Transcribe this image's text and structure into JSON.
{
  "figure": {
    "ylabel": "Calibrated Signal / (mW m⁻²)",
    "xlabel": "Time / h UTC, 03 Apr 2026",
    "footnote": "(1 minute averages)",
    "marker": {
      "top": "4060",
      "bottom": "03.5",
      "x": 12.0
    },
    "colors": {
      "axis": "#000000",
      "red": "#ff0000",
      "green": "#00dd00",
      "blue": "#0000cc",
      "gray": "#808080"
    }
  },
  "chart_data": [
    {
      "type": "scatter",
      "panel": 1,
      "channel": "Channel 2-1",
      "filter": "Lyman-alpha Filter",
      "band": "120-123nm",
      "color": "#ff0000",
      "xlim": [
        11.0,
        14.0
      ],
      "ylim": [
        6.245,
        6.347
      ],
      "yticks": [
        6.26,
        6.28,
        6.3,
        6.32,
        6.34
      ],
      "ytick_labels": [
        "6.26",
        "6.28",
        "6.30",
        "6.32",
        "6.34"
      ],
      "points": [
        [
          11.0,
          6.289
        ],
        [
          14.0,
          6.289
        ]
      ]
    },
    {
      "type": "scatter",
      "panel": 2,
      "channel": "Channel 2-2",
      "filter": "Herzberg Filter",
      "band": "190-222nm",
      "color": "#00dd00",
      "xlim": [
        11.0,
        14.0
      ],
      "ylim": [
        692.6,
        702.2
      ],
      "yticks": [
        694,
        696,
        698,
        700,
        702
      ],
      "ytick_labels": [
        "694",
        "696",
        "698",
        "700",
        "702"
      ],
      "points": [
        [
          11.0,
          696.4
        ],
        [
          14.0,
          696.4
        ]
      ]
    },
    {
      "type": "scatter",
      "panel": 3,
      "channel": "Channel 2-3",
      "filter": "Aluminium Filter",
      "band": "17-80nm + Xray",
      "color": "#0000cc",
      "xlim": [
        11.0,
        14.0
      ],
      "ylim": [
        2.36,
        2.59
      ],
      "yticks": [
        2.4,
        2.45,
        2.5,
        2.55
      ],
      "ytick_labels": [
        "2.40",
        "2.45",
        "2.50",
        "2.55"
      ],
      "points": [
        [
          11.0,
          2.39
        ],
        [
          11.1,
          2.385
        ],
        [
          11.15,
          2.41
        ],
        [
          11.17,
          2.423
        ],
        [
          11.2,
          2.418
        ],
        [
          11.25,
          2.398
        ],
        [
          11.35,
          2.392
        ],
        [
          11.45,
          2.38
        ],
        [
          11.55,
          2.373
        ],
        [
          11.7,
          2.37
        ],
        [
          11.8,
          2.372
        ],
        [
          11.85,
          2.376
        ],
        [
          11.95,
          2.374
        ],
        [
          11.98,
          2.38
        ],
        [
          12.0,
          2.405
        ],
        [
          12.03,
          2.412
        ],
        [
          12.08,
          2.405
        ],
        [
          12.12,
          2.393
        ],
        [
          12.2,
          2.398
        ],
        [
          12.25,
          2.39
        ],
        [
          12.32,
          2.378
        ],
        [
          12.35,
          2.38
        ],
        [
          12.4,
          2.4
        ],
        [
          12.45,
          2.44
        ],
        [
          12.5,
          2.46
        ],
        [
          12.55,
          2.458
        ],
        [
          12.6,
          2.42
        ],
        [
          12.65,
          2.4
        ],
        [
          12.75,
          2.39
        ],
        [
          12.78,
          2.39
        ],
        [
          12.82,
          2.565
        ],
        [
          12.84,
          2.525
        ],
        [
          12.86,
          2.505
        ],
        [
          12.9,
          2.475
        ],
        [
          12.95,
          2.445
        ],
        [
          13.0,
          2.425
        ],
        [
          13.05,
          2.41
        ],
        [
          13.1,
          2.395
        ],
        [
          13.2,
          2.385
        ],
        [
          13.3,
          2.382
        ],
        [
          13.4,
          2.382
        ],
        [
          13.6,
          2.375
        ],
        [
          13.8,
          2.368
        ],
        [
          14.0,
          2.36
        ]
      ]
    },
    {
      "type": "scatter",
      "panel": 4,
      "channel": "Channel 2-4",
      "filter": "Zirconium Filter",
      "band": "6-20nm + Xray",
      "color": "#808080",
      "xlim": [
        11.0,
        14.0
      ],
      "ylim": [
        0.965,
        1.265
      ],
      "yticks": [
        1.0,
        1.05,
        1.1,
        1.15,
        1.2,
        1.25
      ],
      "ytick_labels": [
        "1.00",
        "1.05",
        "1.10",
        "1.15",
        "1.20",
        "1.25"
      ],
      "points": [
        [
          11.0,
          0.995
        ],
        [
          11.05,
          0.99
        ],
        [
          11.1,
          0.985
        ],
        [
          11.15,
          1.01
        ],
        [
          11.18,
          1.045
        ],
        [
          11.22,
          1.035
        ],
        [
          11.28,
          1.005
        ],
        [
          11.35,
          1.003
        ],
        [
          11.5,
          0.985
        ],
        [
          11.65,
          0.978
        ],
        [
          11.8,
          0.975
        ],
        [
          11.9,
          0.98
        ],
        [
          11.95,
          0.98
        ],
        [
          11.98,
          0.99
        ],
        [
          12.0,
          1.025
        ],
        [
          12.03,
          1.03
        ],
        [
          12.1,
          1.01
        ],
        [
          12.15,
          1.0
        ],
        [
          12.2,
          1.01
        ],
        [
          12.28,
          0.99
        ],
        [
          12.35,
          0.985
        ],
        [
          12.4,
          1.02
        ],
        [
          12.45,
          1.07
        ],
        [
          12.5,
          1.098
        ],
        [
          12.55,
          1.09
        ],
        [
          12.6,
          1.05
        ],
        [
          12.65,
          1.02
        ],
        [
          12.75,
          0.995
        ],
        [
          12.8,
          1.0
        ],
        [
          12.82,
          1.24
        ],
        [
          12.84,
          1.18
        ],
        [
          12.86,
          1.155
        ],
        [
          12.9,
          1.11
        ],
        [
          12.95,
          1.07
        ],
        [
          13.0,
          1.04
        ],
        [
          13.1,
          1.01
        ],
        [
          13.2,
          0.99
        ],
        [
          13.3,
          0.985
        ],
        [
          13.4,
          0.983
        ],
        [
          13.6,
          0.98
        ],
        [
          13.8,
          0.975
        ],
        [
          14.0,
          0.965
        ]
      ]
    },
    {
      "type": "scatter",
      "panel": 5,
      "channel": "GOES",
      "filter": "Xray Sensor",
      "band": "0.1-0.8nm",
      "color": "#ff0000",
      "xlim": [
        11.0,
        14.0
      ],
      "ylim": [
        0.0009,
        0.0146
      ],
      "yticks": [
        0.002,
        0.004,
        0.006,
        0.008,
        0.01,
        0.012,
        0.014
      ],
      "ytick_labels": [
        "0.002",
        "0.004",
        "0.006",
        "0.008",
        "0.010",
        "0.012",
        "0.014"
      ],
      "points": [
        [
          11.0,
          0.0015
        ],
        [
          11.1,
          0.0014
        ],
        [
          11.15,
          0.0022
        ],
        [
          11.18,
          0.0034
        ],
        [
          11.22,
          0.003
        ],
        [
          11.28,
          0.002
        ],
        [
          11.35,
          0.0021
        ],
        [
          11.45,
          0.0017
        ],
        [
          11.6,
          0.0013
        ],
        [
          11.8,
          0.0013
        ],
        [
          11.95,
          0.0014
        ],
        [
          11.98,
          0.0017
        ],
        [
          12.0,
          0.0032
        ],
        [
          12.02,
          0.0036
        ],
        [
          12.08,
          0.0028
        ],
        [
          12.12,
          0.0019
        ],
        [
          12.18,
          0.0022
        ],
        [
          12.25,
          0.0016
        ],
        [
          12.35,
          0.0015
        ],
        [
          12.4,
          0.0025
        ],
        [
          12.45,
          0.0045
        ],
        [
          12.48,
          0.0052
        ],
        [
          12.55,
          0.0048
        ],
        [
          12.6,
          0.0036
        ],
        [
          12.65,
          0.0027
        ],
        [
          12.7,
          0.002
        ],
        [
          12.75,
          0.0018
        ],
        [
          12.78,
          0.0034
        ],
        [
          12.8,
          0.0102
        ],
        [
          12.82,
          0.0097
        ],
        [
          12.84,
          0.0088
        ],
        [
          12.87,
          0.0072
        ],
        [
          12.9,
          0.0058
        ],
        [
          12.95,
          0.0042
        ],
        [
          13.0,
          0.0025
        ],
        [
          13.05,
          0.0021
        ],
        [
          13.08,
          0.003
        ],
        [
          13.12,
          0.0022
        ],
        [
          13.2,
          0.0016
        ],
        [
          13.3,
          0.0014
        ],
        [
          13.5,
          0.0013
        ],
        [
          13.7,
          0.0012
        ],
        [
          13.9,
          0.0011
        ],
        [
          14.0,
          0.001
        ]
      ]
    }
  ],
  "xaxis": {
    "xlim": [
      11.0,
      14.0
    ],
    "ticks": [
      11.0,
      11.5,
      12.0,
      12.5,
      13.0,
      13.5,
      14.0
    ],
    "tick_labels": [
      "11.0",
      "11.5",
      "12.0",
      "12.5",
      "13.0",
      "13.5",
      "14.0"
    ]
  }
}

________

# [TASK BRIEF]
Using the records above, find and show each line with the string "Xray".

# [FINISHED ANSWER]
      "band": "17-80nm + Xray",
      "band": "6-20nm + Xray",
      "filter": "Xray Sensor",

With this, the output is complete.